— start of Recorded information —
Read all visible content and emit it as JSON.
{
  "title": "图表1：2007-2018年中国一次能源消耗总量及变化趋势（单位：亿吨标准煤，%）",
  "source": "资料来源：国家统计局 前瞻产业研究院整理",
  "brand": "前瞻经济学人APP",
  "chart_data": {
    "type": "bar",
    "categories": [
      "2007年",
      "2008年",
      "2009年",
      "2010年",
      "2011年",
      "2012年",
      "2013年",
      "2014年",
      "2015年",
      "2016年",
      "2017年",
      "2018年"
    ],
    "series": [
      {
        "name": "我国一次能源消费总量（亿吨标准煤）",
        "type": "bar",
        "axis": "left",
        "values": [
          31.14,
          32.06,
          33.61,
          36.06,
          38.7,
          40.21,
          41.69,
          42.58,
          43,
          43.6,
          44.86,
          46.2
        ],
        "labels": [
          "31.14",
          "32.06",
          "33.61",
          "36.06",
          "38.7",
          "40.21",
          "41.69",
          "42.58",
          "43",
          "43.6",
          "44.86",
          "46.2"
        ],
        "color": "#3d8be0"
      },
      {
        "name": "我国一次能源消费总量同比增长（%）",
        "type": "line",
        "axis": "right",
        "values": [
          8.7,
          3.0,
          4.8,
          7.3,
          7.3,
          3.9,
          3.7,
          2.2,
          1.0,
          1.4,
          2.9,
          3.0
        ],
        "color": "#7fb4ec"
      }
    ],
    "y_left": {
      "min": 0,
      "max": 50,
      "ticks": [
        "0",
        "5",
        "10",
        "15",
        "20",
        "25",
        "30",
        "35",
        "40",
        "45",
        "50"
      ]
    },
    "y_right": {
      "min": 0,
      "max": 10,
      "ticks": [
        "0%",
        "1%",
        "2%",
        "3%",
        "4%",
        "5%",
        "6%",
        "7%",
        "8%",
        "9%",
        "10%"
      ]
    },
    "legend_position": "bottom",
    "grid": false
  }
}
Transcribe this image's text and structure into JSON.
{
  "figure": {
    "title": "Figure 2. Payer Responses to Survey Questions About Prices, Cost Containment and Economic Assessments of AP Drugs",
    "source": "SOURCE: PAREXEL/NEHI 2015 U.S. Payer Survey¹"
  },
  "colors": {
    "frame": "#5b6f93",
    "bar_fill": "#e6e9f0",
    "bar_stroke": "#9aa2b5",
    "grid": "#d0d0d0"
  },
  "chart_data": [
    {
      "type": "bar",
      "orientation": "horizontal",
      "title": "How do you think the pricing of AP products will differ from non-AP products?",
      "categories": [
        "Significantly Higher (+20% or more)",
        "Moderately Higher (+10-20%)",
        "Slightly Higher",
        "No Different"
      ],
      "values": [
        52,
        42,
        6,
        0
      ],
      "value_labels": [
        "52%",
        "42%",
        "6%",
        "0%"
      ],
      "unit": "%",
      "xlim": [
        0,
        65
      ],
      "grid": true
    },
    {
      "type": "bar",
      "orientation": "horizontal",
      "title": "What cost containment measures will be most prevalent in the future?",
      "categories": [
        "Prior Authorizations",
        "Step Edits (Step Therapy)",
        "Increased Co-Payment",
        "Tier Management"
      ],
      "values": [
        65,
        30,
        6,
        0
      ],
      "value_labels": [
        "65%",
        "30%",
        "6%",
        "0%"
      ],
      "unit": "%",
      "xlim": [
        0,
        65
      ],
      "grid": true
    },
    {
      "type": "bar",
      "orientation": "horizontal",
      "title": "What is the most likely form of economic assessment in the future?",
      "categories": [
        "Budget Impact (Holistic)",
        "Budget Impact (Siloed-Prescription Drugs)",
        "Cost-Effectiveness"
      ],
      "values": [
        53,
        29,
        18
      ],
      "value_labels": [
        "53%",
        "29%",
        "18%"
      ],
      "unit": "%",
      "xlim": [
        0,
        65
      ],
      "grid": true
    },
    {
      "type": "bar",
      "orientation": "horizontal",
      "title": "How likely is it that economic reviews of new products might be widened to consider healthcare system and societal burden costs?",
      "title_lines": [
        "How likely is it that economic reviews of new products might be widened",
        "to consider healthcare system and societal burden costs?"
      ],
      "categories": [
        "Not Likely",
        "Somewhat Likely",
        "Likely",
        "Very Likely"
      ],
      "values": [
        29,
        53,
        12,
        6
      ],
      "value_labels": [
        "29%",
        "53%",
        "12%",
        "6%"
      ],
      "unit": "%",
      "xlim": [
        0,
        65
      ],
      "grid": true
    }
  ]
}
— end of Recorded information —
Directions for this task — Extract all of the data above and output it character for character.

Output below —
Read all visible content and emit it as JSON.
{
  "title": "图表1：2007-2018年中国一次能源消耗总量及变化趋势（单位：亿吨标准煤，%）",
  "source": "资料来源：国家统计局 前瞻产业研究院整理",
  "brand": "前瞻经济学人APP",
  "chart_data": {
    "type": "bar",
    "categories": [
      "2007年",
      "2008年",
      "2009年",
      "2010年",
      "2011年",
      "2012年",
      "2013年",
      "2014年",
      "2015年",
      "2016年",
      "2017年",
      "2018年"
    ],
    "series": [
      {
        "name": "我国一次能源消费总量（亿吨标准煤）",
        "type": "bar",
        "axis": "left",
        "values": [
          31.14,
          32.06,
          33.61,
          36.06,
          38.7,
          40.21,
          41.69,
          42.58,
          43,
          43.6,
          44.86,
          46.2
        ],
        "labels": [
          "31.14",
          "32.06",
          "33.61",
          "36.06",
          "38.7",
          "40.21",
          "41.69",
          "42.58",
          "43",
          "43.6",
          "44.86",
          "46.2"
        ],
        "color": "#3d8be0"
      },
      {
        "name": "我国一次能源消费总量同比增长（%）",
        "type": "line",
        "axis": "right",
        "values": [
          8.7,
          3.0,
          4.8,
          7.3,
          7.3,
          3.9,
          3.7,
          2.2,
          1.0,
          1.4,
          2.9,
          3.0
        ],
        "color": "#7fb4ec"
      }
    ],
    "y_left": {
      "min": 0,
      "max": 50,
      "ticks": [
        "0",
        "5",
        "10",
        "15",
        "20",
        "25",
        "30",
        "35",
        "40",
        "45",
        "50"
      ]
    },
    "y_right": {
      "min": 0,
      "max": 10,
      "ticks": [
        "0%",
        "1%",
        "2%",
        "3%",
        "4%",
        "5%",
        "6%",
        "7%",
        "8%",
        "9%",
        "10%"
      ]
    },
    "legend_position": "bottom",
    "grid": false
  }
}
Transcribe this image's text and structure into JSON.
{
  "figure": {
    "title": "Figure 2. Payer Responses to Survey Questions About Prices, Cost Containment and Economic Assessments of AP Drugs",
    "source": "SOURCE: PAREXEL/NEHI 2015 U.S. Payer Survey¹"
  },
  "colors": {
    "frame": "#5b6f93",
    "bar_fill": "#e6e9f0",
    "bar_stroke": "#9aa2b5",
    "grid": "#d0d0d0"
  },
  "chart_data": [
    {
      "type": "bar",
      "orientation": "horizontal",
      "title": "How do you think the pricing of AP products will differ from non-AP products?",
      "categories": [
        "Significantly Higher (+20% or more)",
        "Moderately Higher (+10-20%)",
        "Slightly Higher",
        "No Different"
      ],
      "values": [
        52,
        42,
        6,
        0
      ],
      "value_labels": [
        "52%",
        "42%",
        "6%",
        "0%"
      ],
      "unit": "%",
      "xlim": [
        0,
        65
      ],
      "grid": true
    },
    {
      "type": "bar",
      "orientation": "horizontal",
      "title": "What cost containment measures will be most prevalent in the future?",
      "categories": [
        "Prior Authorizations",
        "Step Edits (Step Therapy)",
        "Increased Co-Payment",
        "Tier Management"
      ],
      "values": [
        65,
        30,
        6,
        0
      ],
      "value_labels": [
        "65%",
        "30%",
        "6%",
        "0%"
      ],
      "unit": "%",
      "xlim": [
        0,
        65
      ],
      "grid": true
    },
    {
      "type": "bar",
      "orientation": "horizontal",
      "title": "What is the most likely form of economic assessment in the future?",
      "categories": [
        "Budget Impact (Holistic)",
        "Budget Impact (Siloed-Prescription Drugs)",
        "Cost-Effectiveness"
      ],
      "values": [
        53,
        29,
        18
      ],
      "value_labels": [
        "53%",
        "29%",
        "18%"
      ],
      "unit": "%",
      "xlim": [
        0,
        65
      ],
      "grid": true
    },
    {
      "type": "bar",
      "orientation": "horizontal",
      "title": "How likely is it that economic reviews of new products might be widened to consider healthcare system and societal burden costs?",
      "title_lines": [
        "How likely is it that economic reviews of new products might be widened",
        "to consider healthcare system and societal burden costs?"
      ],
      "categories": [
        "Not Likely",
        "Somewhat Likely",
        "Likely",
        "Very Likely"
      ],
      "values": [
        29,
        53,
        12,
        6
      ],
      "value_labels": [
        "29%",
        "53%",
        "12%",
        "6%"
      ],
      "unit": "%",
      "xlim": [
        0,
        65
      ],
      "grid": true
    }
  ]
}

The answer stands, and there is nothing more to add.